WHAT TO DO
Give every line below again, exactly.

Source records

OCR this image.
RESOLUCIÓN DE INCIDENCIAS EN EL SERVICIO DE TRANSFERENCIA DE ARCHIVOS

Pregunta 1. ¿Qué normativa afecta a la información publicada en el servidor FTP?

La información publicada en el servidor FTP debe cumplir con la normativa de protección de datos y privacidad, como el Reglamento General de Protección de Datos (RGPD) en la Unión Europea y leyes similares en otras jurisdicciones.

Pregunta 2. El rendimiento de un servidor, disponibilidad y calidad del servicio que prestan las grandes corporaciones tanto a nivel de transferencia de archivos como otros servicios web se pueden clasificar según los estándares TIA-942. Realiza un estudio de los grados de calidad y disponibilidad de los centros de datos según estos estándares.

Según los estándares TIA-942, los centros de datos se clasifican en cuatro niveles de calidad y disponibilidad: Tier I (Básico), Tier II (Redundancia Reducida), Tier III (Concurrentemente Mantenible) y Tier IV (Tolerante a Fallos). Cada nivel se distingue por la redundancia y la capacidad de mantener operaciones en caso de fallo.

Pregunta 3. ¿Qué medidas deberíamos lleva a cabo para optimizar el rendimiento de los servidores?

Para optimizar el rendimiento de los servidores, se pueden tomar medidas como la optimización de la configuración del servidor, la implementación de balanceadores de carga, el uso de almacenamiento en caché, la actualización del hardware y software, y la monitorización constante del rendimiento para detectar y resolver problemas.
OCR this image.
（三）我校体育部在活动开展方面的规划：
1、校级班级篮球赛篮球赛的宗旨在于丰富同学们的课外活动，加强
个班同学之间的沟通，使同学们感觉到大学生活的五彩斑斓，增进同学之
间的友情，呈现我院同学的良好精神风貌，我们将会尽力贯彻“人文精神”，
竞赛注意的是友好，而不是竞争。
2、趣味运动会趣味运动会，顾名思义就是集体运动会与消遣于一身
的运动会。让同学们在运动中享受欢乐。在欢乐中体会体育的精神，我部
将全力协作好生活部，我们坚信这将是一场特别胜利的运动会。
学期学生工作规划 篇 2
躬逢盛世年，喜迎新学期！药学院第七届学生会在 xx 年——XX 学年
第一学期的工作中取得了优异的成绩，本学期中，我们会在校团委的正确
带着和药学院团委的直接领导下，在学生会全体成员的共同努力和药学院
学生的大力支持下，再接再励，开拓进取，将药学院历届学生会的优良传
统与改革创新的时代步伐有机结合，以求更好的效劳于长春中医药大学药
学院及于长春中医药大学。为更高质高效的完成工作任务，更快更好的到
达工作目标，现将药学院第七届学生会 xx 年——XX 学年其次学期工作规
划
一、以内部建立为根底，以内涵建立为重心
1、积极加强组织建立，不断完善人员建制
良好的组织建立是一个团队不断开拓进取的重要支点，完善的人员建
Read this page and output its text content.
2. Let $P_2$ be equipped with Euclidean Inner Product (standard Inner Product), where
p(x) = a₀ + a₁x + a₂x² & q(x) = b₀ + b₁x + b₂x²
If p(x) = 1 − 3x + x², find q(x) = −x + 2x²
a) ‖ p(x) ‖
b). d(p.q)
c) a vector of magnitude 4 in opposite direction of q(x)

ANSWER BELOW
OCR this image.
RESOLUCIÓN DE INCIDENCIAS EN EL SERVICIO DE TRANSFERENCIA DE ARCHIVOS

Pregunta 1. ¿Qué normativa afecta a la información publicada en el servidor FTP?

La información publicada en el servidor FTP debe cumplir con la normativa de protección de datos y privacidad, como el Reglamento General de Protección de Datos (RGPD) en la Unión Europea y leyes similares en otras jurisdicciones.

Pregunta 2. El rendimiento de un servidor, disponibilidad y calidad del servicio que prestan las grandes corporaciones tanto a nivel de transferencia de archivos como otros servicios web se pueden clasificar según los estándares TIA-942. Realiza un estudio de los grados de calidad y disponibilidad de los centros de datos según estos estándares.

Según los estándares TIA-942, los centros de datos se clasifican en cuatro niveles de calidad y disponibilidad: Tier I (Básico), Tier II (Redundancia Reducida), Tier III (Concurrentemente Mantenible) y Tier IV (Tolerante a Fallos). Cada nivel se distingue por la redundancia y la capacidad de mantener operaciones en caso de fallo.

Pregunta 3. ¿Qué medidas deberíamos lleva a cabo para optimizar el rendimiento de los servidores?

Para optimizar el rendimiento de los servidores, se pueden tomar medidas como la optimización de la configuración del servidor, la implementación de balanceadores de carga, el uso de almacenamiento en caché, la actualización del hardware y software, y la monitorización constante del rendimiento para detectar y resolver problemas.
OCR this image.
（三）我校体育部在活动开展方面的规划：
1、校级班级篮球赛篮球赛的宗旨在于丰富同学们的课外活动，加强
个班同学之间的沟通，使同学们感觉到大学生活的五彩斑斓，增进同学之
间的友情，呈现我院同学的良好精神风貌，我们将会尽力贯彻“人文精神”，
竞赛注意的是友好，而不是竞争。
2、趣味运动会趣味运动会，顾名思义就是集体运动会与消遣于一身
的运动会。让同学们在运动中享受欢乐。在欢乐中体会体育的精神，我部
将全力协作好生活部，我们坚信这将是一场特别胜利的运动会。
学期学生工作规划 篇 2
躬逢盛世年，喜迎新学期！药学院第七届学生会在 xx 年——XX 学年
第一学期的工作中取得了优异的成绩，本学期中，我们会在校团委的正确
带着和药学院团委的直接领导下，在学生会全体成员的共同努力和药学院
学生的大力支持下，再接再励，开拓进取，将药学院历届学生会的优良传
统与改革创新的时代步伐有机结合，以求更好的效劳于长春中医药大学药
学院及于长春中医药大学。为更高质高效的完成工作任务，更快更好的到
达工作目标，现将药学院第七届学生会 xx 年——XX 学年其次学期工作规
划
一、以内部建立为根底，以内涵建立为重心
1、积极加强组织建立，不断完善人员建制
良好的组织建立是一个团队不断开拓进取的重要支点，完善的人员建
Read this page and output its text content.
2. Let $P_2$ be equipped with Euclidean Inner Product (standard Inner Product), where
p(x) = a₀ + a₁x + a₂x² & q(x) = b₀ + b₁x + b₂x²
If p(x) = 1 − 3x + x², find q(x) = −x + 2x²
a) ‖ p(x) ‖
b). d(p.q)
c) a vector of magnitude 4 in opposite direction of q(x)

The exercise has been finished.